##### INPUT #####

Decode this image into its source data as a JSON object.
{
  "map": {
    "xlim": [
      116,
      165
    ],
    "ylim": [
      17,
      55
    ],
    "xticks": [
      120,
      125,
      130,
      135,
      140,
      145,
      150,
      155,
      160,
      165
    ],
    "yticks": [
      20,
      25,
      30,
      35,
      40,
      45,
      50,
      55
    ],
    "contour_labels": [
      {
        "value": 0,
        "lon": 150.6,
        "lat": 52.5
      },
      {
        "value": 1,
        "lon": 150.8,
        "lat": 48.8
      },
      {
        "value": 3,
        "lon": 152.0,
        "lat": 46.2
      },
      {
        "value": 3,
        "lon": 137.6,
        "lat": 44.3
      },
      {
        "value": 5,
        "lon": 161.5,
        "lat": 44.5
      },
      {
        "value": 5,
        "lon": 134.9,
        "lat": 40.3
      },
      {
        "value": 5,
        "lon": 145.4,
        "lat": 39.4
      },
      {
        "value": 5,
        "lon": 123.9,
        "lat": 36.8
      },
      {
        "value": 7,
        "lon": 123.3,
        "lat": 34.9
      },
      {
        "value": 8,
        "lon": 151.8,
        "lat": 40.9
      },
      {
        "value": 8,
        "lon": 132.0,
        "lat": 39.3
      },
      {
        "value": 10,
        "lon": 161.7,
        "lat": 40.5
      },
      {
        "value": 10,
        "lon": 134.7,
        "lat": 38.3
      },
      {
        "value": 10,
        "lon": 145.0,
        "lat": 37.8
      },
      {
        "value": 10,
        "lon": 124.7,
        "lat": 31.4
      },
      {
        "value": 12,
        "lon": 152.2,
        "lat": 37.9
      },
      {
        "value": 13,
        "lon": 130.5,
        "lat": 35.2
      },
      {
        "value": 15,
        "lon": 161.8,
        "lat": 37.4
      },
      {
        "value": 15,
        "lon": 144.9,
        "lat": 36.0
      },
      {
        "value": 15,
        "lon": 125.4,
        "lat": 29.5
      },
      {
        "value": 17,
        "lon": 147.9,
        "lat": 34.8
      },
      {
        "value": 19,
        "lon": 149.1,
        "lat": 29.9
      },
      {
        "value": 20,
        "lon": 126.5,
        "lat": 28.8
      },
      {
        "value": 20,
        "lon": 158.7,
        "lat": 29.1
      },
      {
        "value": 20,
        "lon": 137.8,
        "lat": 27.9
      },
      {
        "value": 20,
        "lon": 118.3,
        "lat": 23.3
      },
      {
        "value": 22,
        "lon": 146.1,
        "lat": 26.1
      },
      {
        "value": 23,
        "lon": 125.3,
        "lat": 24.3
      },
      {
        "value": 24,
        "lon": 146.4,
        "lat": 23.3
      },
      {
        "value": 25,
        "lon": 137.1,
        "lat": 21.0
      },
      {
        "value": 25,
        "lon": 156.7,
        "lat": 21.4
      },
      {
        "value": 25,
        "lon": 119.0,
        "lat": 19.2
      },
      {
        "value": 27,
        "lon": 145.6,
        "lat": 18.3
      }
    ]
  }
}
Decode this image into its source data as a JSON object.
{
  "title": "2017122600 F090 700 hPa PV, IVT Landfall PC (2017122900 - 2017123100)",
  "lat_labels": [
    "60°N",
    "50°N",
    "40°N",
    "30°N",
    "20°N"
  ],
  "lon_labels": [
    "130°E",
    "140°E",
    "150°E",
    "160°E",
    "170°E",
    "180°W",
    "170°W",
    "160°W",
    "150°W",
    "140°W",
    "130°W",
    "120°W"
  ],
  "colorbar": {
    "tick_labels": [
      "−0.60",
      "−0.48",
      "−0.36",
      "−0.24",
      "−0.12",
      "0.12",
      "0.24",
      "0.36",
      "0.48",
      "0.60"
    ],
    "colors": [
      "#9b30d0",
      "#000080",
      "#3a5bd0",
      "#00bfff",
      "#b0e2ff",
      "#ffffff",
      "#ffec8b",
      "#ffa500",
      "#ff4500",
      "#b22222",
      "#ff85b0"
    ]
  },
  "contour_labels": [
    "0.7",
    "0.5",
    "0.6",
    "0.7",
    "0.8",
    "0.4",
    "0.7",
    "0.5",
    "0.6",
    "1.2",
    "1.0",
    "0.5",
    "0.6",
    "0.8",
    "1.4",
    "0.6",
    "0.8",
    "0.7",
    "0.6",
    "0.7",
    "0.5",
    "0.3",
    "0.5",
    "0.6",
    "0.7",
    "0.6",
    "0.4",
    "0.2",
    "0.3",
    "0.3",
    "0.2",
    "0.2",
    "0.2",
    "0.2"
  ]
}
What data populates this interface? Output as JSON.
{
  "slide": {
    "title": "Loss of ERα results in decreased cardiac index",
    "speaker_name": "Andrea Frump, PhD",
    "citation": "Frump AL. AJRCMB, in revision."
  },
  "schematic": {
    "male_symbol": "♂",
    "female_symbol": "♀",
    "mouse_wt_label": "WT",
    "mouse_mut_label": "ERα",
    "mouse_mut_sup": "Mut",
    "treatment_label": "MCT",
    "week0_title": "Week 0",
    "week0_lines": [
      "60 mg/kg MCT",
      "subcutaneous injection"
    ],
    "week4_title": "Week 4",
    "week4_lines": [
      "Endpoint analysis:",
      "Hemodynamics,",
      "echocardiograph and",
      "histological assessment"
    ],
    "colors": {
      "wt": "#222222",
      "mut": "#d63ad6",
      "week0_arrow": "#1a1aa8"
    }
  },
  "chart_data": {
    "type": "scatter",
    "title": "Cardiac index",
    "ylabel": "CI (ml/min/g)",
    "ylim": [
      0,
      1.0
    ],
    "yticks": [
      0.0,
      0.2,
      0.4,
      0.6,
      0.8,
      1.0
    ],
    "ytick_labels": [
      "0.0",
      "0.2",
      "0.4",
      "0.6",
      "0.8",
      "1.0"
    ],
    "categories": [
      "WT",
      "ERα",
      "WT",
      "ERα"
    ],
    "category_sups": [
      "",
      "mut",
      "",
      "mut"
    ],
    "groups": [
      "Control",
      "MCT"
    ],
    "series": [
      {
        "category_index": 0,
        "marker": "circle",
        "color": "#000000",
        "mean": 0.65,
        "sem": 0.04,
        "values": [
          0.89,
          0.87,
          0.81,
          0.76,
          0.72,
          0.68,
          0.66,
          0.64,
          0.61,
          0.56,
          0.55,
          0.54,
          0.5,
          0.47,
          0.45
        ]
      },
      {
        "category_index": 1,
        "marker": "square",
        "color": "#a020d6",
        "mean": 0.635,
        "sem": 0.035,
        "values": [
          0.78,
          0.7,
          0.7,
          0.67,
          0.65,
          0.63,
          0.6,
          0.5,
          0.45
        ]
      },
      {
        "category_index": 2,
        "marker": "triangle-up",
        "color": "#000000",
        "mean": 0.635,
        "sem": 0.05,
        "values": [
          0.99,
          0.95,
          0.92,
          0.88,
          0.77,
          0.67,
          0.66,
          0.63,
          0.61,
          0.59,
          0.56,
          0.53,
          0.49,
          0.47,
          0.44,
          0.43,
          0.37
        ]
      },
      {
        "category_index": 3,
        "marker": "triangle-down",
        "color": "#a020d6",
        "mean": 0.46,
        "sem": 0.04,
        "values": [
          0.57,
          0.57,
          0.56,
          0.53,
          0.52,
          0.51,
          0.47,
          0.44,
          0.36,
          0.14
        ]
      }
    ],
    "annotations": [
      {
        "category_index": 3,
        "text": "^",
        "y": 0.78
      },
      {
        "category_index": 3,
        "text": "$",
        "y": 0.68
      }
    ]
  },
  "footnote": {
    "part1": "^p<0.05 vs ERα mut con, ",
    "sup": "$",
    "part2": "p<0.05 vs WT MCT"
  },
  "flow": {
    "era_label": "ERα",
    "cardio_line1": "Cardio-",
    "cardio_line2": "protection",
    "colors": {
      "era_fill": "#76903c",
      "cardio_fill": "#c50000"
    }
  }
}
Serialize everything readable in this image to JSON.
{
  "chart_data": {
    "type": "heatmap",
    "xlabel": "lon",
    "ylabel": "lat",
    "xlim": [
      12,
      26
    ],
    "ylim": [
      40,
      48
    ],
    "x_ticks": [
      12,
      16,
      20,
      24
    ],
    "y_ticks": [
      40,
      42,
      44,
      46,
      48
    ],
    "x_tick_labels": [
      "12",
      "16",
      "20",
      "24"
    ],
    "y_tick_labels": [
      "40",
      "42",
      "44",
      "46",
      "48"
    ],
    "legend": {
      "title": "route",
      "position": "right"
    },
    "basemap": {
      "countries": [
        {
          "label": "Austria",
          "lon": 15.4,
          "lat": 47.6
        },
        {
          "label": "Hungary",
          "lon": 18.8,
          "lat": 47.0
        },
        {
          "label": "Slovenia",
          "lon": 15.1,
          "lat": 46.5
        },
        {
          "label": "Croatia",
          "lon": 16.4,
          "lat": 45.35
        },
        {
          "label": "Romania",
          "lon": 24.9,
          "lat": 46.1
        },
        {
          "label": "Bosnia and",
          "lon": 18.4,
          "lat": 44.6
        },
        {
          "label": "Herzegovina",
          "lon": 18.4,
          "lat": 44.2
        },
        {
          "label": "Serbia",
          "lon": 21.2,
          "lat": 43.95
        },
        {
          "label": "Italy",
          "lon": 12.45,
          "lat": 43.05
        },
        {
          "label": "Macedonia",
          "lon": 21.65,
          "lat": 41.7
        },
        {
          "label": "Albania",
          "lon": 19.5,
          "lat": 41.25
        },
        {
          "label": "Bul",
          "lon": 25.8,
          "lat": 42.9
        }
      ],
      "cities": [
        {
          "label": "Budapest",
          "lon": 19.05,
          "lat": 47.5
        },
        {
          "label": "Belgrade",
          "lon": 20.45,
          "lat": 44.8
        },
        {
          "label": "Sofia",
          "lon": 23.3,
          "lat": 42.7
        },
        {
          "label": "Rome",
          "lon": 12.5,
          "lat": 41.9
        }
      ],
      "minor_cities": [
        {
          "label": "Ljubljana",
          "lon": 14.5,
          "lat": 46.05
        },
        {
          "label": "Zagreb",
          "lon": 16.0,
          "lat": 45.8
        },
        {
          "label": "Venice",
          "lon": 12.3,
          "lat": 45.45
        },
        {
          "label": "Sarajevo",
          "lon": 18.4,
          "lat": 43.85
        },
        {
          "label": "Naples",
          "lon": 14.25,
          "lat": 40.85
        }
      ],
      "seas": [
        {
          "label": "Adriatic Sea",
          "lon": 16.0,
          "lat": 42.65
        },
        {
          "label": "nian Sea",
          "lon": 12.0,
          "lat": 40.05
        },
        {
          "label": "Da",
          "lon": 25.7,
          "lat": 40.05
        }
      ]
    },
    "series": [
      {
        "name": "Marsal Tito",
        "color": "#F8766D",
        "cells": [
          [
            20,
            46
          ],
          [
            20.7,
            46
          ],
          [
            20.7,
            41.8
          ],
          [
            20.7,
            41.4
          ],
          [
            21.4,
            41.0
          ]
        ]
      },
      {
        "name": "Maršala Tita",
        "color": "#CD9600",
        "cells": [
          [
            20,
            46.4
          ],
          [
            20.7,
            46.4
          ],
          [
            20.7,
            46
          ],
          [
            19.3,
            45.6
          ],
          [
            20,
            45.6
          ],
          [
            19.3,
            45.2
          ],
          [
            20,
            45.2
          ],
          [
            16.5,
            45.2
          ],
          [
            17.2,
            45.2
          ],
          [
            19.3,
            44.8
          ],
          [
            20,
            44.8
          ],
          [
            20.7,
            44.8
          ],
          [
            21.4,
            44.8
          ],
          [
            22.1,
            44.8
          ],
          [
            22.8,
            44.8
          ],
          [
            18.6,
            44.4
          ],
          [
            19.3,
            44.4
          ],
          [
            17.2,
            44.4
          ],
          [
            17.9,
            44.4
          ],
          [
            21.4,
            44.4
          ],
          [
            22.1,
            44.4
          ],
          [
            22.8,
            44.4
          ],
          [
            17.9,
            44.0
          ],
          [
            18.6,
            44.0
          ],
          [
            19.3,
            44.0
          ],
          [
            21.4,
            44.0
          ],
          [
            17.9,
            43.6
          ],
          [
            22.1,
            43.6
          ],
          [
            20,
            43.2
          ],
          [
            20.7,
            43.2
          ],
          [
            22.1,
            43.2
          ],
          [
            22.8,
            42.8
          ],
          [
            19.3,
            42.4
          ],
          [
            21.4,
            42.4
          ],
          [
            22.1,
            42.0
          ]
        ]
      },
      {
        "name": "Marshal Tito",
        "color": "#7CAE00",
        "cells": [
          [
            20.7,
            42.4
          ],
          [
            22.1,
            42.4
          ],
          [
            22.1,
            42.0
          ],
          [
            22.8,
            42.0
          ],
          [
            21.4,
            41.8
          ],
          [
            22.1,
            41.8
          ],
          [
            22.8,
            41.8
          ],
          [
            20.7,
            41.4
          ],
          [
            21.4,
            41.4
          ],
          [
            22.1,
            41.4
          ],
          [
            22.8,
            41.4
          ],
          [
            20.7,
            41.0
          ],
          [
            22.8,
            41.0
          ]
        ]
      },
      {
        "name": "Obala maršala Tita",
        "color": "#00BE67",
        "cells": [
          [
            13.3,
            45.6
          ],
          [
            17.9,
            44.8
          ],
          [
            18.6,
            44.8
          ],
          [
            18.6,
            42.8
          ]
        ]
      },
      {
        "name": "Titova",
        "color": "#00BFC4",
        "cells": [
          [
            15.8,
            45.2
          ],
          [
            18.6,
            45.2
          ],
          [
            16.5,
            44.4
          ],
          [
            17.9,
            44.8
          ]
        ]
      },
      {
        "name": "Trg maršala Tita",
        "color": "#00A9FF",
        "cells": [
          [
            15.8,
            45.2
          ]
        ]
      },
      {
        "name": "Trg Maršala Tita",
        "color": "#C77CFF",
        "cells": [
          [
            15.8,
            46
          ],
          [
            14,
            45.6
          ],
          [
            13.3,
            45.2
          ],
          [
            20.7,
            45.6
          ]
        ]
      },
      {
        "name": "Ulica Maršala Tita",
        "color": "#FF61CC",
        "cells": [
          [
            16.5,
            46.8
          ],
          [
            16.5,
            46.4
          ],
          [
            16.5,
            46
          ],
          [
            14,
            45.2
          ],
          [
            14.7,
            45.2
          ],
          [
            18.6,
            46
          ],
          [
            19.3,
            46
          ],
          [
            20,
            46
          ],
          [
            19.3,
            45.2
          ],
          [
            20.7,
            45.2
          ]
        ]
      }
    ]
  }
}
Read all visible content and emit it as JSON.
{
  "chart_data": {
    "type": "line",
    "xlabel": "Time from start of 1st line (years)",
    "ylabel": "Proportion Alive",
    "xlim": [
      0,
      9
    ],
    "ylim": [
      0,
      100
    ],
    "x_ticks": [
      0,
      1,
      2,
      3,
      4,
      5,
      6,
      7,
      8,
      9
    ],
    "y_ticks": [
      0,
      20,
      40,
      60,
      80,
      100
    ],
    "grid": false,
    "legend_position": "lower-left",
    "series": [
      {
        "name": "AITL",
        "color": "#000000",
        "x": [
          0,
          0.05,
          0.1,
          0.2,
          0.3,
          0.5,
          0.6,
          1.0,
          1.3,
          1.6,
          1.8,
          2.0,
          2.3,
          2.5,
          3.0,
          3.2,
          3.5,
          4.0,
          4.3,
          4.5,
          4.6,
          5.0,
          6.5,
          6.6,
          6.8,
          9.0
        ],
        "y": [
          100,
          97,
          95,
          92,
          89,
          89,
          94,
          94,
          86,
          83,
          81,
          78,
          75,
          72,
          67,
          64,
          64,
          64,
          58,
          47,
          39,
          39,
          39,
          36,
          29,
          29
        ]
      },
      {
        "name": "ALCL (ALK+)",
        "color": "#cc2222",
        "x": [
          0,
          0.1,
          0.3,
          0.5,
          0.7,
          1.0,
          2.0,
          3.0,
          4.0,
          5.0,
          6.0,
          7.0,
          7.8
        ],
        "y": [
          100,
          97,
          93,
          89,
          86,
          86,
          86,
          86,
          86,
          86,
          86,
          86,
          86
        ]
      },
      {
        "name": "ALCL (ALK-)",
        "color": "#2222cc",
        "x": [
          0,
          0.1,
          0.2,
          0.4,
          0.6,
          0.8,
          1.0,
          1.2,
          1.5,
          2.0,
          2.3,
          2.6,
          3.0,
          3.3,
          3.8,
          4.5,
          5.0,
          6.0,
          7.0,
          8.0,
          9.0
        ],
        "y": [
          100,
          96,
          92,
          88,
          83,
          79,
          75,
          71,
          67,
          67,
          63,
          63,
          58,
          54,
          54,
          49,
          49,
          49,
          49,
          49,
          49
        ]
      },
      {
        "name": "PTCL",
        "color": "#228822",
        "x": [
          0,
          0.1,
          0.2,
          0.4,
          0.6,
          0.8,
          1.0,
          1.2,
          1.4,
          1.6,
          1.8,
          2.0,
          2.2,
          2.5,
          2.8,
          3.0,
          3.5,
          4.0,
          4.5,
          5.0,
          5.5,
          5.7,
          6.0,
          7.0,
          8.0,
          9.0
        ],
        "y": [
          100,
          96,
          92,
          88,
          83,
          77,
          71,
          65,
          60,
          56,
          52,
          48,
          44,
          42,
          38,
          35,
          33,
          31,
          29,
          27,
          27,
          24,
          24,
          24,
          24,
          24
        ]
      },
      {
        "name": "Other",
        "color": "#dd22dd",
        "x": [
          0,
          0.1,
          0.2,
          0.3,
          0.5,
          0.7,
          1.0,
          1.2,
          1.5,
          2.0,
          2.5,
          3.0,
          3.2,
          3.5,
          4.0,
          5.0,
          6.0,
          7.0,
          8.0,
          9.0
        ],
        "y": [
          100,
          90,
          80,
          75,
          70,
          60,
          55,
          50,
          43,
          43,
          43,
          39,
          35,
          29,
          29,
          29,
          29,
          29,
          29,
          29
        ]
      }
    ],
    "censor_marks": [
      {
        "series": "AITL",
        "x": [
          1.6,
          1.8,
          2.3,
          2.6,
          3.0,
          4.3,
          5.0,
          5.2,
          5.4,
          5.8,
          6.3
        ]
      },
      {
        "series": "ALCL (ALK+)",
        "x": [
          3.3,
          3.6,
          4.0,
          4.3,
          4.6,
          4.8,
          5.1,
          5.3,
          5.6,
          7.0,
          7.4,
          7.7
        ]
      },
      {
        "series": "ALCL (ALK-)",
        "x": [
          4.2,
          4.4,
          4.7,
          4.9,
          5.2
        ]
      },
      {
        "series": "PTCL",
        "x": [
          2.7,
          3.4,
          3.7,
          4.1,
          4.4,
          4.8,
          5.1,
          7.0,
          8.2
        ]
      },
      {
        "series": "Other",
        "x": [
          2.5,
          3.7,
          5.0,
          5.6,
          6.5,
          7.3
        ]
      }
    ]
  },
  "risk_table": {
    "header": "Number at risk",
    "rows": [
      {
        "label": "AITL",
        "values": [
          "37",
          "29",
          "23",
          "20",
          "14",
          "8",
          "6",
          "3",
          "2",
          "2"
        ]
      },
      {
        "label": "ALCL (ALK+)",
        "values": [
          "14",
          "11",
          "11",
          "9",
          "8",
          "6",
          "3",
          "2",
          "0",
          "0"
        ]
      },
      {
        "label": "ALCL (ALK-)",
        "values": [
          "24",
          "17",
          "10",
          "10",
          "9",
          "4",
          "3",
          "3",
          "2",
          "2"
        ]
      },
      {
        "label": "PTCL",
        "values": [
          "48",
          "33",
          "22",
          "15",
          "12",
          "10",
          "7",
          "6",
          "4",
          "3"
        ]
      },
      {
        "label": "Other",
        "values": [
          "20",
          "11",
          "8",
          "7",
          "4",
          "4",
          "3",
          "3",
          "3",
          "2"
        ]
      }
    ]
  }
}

#####

■ **PROBLEM**: Find every line in the records that contains the word "ylabel"; copy those lines.

■ **COMPLETED EXERCISE**:
    "ylabel": "CI (ml/min/g)",
    "ylabel": "lat",
    "ylabel": "Proportion Alive",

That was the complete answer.